Write out the listing beneath this instruction in its entirety, exactly as it reads.
▼▼▼
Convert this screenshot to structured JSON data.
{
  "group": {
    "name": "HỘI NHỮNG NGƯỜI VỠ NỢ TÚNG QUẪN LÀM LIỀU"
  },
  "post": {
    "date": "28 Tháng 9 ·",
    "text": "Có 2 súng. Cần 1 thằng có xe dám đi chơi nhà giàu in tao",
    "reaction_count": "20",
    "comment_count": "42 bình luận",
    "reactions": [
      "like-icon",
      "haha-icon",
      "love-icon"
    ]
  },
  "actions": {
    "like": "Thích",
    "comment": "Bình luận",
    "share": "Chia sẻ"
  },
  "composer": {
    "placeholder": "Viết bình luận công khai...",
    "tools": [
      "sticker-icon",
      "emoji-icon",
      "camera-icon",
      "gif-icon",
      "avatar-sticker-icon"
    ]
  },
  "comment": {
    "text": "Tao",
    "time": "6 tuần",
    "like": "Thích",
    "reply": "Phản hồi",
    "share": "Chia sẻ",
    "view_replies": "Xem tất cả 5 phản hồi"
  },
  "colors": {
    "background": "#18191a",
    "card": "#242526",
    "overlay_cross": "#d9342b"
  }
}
▲▲▲
§ Finished task:
Convert this screenshot to structured JSON data.
{
  "group": {
    "name": "HỘI NHỮNG NGƯỜI VỠ NỢ TÚNG QUẪN LÀM LIỀU"
  },
  "post": {
    "date": "28 Tháng 9 ·",
    "text": "Có 2 súng. Cần 1 thằng có xe dám đi chơi nhà giàu in tao",
    "reaction_count": "20",
    "comment_count": "42 bình luận",
    "reactions": [
      "like-icon",
      "haha-icon",
      "love-icon"
    ]
  },
  "actions": {
    "like": "Thích",
    "comment": "Bình luận",
    "share": "Chia sẻ"
  },
  "composer": {
    "placeholder": "Viết bình luận công khai...",
    "tools": [
      "sticker-icon",
      "emoji-icon",
      "camera-icon",
      "gif-icon",
      "avatar-sticker-icon"
    ]
  },
  "comment": {
    "text": "Tao",
    "time": "6 tuần",
    "like": "Thích",
    "reply": "Phản hồi",
    "share": "Chia sẻ",
    "view_replies": "Xem tất cả 5 phản hồi"
  },
  "colors": {
    "background": "#18191a",
    "card": "#242526",
    "overlay_cross": "#d9342b"
  }
}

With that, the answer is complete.